**TASK**
In the essay on the language of food, how would you translate the sentence "Good food speaks of love and caring." into French?

**EXCERPT TO READ**

== == ==

We all speak the language of food

6-25 Page 4A.inddMaybe you don’t consider yourself bilingual. And when you fill out an application for employment, perhaps you answer the question that now appears more often, “Are you fluent in a foreign language?” with a no.

But you must not underestimate your abilities.

If you are a human being living on planet Earth, you are much more accomplished than you may think. You are a master of a universal language that has more power to unite people and communicate than Spanish, Latin, French, Russian or Mandarin.

And that is the language of food.

Everyone must eat to stay alive. It doesn’t matter if you are a head of state or a chimney sweep — you have a favorite food that has strong emotional associations.

Food is more than simple sustenance of the body. Good food speaks of love and caring.

There is a treasure trove in my kitchen. Grandmama’s big crockery mixing bowl proudly displays marks from a century of mixing, beating and stirring. Consider the number of cakes mixed in this bowl and baked in the ovens of three generations.

Grandmama began her reign in the kitchen in 1912. But she was schooled in the kitchens of her grandmother, aunts and own dear mother.

== == ==

**SUPPLIED RECORDS**
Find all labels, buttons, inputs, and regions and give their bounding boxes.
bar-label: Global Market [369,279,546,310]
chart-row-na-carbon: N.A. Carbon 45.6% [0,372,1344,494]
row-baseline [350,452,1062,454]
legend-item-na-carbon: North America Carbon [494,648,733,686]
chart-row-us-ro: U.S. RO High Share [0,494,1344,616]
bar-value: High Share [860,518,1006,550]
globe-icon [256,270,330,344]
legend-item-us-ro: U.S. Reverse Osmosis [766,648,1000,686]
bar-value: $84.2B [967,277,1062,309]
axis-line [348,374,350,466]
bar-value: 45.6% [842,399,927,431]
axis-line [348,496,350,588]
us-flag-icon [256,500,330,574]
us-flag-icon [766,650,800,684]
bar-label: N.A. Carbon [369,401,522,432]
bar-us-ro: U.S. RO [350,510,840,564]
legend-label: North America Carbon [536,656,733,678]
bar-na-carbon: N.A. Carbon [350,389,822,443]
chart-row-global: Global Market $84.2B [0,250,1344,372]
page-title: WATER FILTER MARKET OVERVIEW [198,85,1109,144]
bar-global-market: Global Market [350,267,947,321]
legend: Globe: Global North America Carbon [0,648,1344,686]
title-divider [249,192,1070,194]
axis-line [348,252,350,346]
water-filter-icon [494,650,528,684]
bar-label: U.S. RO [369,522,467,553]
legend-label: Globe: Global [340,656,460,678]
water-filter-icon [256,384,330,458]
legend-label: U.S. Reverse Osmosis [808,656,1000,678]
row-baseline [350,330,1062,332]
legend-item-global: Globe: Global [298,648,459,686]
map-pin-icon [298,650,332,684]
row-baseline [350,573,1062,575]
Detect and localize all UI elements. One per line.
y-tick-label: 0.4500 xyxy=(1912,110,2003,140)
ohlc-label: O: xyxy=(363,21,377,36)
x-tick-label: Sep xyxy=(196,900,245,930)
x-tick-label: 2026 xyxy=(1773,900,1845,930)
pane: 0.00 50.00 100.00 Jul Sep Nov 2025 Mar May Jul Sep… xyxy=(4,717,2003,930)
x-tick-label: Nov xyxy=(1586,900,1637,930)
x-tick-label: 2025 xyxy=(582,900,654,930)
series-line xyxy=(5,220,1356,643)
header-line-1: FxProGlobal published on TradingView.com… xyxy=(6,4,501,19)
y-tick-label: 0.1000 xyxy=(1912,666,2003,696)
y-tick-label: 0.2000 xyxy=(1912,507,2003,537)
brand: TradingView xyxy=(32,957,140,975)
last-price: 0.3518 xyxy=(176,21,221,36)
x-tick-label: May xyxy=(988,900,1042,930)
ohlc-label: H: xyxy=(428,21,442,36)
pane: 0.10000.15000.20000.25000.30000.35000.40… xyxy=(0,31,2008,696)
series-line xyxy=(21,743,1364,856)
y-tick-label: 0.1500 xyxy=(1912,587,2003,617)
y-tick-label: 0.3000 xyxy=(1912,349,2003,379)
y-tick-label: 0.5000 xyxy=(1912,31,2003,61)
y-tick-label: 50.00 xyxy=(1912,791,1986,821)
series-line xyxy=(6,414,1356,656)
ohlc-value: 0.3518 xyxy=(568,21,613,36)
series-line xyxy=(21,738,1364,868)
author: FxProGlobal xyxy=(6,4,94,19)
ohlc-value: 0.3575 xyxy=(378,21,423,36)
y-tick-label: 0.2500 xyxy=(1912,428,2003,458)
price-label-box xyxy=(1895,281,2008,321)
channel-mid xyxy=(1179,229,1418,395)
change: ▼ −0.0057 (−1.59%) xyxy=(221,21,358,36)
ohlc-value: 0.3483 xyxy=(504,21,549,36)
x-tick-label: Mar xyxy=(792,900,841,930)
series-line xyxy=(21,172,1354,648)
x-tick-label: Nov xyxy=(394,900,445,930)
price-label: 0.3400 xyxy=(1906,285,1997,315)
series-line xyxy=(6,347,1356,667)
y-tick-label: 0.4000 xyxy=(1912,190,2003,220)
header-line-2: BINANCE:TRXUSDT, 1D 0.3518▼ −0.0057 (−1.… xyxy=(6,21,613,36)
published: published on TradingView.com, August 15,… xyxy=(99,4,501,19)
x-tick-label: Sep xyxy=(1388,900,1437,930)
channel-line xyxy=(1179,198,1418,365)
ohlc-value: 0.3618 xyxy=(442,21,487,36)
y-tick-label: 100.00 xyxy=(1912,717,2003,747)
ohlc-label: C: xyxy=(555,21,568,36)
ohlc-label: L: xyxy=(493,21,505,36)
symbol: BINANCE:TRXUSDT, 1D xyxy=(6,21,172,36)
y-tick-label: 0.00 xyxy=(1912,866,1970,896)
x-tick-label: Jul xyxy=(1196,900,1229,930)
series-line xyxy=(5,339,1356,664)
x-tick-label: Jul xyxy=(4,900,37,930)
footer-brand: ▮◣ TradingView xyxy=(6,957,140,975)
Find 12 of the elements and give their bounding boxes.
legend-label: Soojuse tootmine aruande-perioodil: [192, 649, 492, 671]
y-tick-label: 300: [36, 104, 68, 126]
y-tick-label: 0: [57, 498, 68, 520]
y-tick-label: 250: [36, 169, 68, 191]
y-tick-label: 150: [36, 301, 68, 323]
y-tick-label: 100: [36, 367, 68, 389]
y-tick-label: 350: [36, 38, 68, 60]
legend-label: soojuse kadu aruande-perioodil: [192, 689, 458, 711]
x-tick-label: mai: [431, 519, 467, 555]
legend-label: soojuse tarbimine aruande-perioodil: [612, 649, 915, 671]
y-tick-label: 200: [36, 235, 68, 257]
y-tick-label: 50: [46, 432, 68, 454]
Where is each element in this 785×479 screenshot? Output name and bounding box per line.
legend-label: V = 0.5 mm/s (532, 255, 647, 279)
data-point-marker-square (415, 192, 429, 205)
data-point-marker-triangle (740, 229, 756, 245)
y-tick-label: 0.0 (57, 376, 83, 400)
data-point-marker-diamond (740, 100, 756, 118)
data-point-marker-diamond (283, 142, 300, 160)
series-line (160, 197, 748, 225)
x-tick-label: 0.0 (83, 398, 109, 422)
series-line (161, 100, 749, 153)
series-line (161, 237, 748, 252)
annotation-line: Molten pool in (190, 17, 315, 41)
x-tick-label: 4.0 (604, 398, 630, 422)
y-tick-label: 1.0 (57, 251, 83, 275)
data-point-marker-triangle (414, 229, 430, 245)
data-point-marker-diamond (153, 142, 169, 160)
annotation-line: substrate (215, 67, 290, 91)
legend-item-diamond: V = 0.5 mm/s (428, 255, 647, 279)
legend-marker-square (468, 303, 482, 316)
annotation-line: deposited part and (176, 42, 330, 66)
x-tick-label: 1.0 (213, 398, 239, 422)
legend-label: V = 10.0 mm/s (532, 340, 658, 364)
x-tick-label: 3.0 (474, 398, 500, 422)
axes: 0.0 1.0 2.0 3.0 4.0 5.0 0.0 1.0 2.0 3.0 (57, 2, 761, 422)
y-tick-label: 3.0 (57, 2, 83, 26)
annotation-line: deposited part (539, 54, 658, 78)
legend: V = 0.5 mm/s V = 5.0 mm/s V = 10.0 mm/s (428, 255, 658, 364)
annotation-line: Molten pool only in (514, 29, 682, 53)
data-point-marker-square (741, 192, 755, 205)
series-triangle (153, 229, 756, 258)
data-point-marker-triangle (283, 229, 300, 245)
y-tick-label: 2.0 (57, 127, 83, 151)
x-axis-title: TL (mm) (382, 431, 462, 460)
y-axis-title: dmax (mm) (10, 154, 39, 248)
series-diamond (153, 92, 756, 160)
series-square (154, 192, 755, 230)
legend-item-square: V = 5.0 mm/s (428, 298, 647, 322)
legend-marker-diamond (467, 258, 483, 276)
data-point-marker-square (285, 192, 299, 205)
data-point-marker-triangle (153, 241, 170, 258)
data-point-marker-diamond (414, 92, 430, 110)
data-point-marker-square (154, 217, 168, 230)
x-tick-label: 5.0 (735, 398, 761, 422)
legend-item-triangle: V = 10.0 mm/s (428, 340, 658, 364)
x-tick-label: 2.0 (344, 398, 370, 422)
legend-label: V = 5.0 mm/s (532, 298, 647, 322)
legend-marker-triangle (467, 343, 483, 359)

== == ==

**SOLUTION TO THIS EXERCISE**
La bonne cuisine parle d'amour et d'attention.